• [Figure content listings]

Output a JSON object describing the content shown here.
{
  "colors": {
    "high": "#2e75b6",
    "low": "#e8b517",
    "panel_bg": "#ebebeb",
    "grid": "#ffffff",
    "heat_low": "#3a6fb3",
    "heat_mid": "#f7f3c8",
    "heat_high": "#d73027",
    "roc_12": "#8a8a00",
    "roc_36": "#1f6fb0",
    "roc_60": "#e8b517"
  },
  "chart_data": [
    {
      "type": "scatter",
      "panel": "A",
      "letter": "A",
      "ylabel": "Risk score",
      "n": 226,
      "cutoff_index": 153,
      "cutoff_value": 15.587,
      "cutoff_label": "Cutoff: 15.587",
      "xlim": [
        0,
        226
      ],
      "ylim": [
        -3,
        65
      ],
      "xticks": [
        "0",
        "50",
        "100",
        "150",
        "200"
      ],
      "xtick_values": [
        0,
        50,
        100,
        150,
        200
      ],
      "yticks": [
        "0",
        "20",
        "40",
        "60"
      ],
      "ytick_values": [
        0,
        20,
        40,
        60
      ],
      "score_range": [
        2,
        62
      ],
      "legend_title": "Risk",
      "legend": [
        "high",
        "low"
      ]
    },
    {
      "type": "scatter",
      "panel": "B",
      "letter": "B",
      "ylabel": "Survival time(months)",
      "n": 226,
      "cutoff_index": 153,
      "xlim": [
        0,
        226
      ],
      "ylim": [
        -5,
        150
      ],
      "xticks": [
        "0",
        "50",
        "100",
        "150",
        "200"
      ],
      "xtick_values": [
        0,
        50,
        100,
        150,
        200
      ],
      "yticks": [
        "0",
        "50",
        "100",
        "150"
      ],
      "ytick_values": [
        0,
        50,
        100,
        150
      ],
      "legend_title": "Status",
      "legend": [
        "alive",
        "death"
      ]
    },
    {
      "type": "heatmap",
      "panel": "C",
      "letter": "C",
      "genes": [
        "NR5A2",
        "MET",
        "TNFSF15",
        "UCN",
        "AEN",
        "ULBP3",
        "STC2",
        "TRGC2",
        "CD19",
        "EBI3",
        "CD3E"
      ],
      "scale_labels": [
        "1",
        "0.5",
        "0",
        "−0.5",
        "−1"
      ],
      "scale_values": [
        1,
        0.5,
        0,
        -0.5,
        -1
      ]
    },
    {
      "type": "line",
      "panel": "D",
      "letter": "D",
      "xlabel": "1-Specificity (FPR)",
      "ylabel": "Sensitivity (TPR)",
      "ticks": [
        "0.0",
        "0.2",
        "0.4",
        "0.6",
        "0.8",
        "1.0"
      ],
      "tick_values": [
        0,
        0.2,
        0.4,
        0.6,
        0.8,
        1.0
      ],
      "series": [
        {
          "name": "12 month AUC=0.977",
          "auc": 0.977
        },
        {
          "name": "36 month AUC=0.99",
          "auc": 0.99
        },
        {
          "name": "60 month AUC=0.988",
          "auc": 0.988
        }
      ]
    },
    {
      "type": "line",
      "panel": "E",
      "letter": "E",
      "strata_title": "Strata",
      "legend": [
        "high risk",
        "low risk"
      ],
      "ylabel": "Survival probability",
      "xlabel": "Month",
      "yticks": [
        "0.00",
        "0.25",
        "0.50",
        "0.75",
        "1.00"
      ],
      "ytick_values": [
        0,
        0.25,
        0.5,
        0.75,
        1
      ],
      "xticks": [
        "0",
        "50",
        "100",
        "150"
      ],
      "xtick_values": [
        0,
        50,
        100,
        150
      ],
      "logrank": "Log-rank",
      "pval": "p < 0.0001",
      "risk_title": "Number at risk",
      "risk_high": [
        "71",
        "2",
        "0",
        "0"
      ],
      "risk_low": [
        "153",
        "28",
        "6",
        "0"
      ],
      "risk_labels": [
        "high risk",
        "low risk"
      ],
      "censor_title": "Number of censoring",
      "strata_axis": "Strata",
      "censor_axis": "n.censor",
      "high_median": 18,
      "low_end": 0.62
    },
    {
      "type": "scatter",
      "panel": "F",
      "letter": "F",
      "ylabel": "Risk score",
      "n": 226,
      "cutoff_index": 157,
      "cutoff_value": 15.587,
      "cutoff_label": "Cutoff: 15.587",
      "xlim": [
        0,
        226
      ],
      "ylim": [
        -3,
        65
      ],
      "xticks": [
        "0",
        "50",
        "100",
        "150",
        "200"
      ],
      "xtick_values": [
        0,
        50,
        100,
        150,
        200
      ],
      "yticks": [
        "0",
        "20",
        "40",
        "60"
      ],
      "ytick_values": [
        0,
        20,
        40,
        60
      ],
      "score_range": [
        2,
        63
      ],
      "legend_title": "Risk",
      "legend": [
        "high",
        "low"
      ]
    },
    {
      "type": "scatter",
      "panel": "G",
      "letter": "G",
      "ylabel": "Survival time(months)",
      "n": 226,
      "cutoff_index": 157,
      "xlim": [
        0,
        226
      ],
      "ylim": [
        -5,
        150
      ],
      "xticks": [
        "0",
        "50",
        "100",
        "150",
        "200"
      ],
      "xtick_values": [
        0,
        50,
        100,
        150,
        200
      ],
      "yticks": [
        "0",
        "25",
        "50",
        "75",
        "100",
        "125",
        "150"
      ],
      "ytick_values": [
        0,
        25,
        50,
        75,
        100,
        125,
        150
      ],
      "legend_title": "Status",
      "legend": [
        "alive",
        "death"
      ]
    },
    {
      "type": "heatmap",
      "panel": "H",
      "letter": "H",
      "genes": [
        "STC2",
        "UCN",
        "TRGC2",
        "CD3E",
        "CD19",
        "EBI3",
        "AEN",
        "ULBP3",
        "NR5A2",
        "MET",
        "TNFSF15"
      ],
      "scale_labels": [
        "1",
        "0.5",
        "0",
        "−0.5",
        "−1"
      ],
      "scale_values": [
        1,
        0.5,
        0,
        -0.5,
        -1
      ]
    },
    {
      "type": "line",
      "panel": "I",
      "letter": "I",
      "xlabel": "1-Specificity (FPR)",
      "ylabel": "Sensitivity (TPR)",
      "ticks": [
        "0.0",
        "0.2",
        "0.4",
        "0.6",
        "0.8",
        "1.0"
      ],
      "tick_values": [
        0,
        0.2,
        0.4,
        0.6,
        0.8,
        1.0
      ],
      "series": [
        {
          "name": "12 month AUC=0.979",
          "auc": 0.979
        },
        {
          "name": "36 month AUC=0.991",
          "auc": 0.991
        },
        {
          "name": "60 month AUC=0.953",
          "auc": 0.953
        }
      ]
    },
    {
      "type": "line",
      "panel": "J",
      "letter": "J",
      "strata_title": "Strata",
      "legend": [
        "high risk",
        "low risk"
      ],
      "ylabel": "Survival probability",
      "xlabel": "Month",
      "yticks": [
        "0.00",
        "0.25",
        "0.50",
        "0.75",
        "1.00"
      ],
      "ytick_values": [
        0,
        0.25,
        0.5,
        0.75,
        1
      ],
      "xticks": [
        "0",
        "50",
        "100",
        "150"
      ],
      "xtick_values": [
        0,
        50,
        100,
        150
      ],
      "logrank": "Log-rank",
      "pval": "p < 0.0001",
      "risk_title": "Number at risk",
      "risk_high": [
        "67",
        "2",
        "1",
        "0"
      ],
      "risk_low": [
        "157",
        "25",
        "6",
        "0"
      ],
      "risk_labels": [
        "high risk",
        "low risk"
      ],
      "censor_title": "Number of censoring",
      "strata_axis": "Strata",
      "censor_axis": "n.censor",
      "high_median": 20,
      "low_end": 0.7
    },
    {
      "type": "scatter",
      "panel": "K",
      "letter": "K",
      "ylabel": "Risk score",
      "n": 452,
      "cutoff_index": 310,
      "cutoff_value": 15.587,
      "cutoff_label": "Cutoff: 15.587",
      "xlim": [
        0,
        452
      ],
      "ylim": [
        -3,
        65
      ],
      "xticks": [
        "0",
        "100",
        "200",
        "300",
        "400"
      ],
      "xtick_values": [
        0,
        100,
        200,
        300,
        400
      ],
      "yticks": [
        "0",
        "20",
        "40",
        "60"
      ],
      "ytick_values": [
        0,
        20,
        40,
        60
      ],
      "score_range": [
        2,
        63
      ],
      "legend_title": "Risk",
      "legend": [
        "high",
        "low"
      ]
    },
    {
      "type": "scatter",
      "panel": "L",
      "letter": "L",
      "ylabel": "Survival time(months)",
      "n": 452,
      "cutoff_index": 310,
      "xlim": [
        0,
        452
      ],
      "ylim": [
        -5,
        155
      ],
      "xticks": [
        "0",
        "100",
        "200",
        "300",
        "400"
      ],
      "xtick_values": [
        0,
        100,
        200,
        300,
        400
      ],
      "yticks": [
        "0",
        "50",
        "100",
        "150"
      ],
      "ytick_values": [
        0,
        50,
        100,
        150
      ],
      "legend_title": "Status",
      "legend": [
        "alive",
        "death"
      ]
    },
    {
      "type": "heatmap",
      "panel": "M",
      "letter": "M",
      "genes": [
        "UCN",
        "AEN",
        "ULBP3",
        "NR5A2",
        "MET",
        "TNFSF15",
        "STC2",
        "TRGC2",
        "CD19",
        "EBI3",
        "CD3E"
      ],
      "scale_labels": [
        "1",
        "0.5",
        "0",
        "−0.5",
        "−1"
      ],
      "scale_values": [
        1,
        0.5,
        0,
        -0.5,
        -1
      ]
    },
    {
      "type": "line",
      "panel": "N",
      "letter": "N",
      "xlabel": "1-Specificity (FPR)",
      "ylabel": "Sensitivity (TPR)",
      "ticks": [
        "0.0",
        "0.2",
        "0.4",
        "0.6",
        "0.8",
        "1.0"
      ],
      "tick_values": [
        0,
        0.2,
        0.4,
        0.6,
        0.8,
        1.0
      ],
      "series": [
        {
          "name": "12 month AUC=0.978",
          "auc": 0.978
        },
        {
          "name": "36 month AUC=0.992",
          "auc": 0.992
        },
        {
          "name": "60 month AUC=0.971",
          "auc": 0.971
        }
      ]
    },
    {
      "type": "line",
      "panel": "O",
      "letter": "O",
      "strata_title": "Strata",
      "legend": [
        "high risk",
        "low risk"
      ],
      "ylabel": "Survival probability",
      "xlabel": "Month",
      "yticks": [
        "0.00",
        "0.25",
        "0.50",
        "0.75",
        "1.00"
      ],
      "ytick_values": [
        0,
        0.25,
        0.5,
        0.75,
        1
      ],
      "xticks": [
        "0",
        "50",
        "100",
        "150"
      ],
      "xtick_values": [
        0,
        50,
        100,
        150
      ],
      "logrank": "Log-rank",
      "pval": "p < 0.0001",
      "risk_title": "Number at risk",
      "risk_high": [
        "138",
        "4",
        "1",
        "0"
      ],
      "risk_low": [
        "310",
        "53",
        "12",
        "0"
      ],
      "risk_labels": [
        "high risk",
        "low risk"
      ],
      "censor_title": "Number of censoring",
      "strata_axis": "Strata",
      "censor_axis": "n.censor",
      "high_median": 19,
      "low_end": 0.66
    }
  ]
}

• [Task description] If a line above holds the word "name", count it; then say how many such lines there are and nothing else.

• [Answer below] 9